• Requirement
Please convert the data from the start through the line containing "menu-item[interactable]: Run xyxy=(884,7,924,31)" into a JSON list of strings, with one string per line and blank lines omitted.

• Data for this task
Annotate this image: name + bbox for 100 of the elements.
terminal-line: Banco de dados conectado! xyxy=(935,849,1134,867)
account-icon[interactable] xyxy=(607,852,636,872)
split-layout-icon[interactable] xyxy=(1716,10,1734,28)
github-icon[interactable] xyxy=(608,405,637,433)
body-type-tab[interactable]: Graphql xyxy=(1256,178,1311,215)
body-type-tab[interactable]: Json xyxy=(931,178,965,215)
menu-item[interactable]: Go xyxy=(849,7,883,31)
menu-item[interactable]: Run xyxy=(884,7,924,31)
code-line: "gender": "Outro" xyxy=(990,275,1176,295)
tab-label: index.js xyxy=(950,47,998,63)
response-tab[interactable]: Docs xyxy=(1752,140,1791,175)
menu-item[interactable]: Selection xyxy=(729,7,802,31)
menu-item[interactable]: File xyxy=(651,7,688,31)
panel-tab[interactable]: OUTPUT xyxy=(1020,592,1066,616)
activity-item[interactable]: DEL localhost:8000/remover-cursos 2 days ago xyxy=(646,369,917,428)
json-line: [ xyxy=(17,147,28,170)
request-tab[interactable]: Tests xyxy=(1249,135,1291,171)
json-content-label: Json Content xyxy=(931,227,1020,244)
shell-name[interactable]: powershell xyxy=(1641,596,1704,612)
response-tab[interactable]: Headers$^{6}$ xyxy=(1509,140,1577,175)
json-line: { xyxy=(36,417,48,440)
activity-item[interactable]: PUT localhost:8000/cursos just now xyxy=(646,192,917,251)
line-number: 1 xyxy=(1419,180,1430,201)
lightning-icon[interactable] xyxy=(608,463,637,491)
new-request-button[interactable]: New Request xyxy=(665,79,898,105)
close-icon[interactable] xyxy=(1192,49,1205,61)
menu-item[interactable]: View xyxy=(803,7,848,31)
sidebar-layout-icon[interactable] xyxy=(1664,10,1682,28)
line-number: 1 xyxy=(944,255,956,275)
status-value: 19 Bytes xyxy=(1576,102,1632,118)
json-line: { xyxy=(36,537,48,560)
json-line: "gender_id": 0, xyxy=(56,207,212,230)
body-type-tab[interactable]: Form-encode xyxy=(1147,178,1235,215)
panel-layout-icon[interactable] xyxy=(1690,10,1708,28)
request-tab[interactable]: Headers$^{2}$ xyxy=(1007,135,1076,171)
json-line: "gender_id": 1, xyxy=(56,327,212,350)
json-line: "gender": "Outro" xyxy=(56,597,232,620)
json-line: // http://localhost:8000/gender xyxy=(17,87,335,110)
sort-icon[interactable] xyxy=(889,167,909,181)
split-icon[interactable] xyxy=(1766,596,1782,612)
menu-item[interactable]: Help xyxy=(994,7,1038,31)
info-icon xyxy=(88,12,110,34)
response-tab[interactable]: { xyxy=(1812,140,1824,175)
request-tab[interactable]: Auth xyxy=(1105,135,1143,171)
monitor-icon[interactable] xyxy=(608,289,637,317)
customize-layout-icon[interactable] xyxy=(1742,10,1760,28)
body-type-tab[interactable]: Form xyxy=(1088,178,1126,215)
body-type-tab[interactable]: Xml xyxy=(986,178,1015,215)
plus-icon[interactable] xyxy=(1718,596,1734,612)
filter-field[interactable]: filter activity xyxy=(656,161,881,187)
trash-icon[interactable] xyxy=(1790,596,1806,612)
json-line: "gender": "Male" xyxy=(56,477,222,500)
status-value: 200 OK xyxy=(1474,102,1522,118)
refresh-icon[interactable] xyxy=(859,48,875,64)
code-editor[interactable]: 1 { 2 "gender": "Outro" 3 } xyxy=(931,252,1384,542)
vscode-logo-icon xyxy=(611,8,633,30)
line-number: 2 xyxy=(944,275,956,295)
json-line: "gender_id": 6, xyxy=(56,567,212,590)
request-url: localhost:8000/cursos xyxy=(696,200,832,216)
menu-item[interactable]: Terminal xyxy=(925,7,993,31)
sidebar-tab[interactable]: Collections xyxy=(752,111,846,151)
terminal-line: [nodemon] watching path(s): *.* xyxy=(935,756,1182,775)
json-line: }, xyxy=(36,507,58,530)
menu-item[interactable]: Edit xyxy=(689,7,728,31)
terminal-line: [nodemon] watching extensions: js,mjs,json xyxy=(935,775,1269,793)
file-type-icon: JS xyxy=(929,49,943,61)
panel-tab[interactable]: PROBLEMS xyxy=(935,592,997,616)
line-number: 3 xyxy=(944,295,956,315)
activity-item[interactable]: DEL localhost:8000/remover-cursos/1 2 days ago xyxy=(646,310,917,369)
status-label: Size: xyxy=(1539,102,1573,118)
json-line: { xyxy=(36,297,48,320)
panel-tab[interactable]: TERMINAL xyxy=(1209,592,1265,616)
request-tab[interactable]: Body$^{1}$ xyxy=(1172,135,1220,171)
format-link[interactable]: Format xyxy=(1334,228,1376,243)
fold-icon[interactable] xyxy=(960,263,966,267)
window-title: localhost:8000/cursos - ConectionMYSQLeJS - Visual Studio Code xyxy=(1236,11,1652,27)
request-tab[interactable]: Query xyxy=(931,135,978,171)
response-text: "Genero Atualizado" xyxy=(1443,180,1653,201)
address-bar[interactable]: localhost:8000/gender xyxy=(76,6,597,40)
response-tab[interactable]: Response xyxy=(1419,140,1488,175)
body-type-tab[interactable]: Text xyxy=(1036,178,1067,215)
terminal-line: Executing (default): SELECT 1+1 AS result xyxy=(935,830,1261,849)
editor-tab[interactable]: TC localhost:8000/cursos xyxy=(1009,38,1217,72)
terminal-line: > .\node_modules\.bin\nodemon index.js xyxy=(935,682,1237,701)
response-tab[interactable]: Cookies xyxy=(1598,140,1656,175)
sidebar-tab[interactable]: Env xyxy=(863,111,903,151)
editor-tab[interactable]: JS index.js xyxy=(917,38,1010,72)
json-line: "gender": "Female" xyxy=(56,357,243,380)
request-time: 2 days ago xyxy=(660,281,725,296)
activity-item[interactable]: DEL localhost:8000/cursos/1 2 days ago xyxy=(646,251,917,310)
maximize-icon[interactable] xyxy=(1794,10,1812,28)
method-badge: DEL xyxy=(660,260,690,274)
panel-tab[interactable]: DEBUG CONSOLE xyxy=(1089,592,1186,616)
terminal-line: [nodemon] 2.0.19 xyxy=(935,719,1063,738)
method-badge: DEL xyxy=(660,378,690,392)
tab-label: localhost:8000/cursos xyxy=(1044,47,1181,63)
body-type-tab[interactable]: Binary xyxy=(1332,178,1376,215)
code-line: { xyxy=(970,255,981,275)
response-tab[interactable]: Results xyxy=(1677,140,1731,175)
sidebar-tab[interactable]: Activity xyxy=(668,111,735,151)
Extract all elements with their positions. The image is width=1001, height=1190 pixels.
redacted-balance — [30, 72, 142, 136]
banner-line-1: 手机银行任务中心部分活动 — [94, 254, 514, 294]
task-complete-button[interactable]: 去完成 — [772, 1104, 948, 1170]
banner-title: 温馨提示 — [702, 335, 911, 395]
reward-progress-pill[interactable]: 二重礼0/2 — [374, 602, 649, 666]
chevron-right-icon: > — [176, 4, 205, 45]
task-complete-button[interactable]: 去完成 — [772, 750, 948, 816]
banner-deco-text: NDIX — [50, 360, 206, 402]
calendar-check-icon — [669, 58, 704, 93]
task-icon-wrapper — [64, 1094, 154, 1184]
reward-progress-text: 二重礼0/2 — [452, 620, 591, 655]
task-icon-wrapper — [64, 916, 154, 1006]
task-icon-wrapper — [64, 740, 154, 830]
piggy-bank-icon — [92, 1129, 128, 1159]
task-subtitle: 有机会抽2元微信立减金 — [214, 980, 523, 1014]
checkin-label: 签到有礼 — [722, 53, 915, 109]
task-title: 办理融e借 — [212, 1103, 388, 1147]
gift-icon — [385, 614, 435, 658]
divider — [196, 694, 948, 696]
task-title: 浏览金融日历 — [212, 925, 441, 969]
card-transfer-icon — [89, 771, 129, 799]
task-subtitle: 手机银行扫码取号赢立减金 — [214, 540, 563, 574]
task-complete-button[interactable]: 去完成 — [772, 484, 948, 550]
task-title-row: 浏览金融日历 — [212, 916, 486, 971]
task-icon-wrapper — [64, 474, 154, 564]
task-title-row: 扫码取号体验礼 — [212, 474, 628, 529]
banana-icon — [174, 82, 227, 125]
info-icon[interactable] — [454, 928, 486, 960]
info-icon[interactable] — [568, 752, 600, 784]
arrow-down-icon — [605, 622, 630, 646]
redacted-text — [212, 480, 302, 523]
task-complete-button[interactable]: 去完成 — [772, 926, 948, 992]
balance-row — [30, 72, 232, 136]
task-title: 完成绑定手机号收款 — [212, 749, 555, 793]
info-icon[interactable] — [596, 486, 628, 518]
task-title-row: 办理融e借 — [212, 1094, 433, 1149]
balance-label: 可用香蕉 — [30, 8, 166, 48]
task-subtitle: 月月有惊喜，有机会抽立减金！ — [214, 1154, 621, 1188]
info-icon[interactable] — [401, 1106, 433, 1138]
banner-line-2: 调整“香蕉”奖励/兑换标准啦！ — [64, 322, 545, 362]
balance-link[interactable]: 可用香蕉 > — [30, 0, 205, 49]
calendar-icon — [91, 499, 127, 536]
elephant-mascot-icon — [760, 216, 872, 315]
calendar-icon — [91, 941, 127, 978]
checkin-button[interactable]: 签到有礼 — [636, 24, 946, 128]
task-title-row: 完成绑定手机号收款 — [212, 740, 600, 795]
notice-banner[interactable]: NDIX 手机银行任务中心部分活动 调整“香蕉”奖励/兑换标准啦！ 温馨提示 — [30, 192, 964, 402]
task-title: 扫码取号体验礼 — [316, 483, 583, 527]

• Task response
[
  "Annotate this image: name + bbox for 100 of the elements.",
  "terminal-line: Banco de dados conectado! xyxy=(935,849,1134,867)",
  "account-icon[interactable] xyxy=(607,852,636,872)",
  "split-layout-icon[interactable] xyxy=(1716,10,1734,28)",
  "github-icon[interactable] xyxy=(608,405,637,433)",
  "body-type-tab[interactable]: Graphql xyxy=(1256,178,1311,215)",
  "body-type-tab[interactable]: Json xyxy=(931,178,965,215)",
  "menu-item[interactable]: Go xyxy=(849,7,883,31)",
  "menu-item[interactable]: Run xyxy=(884,7,924,31)"
]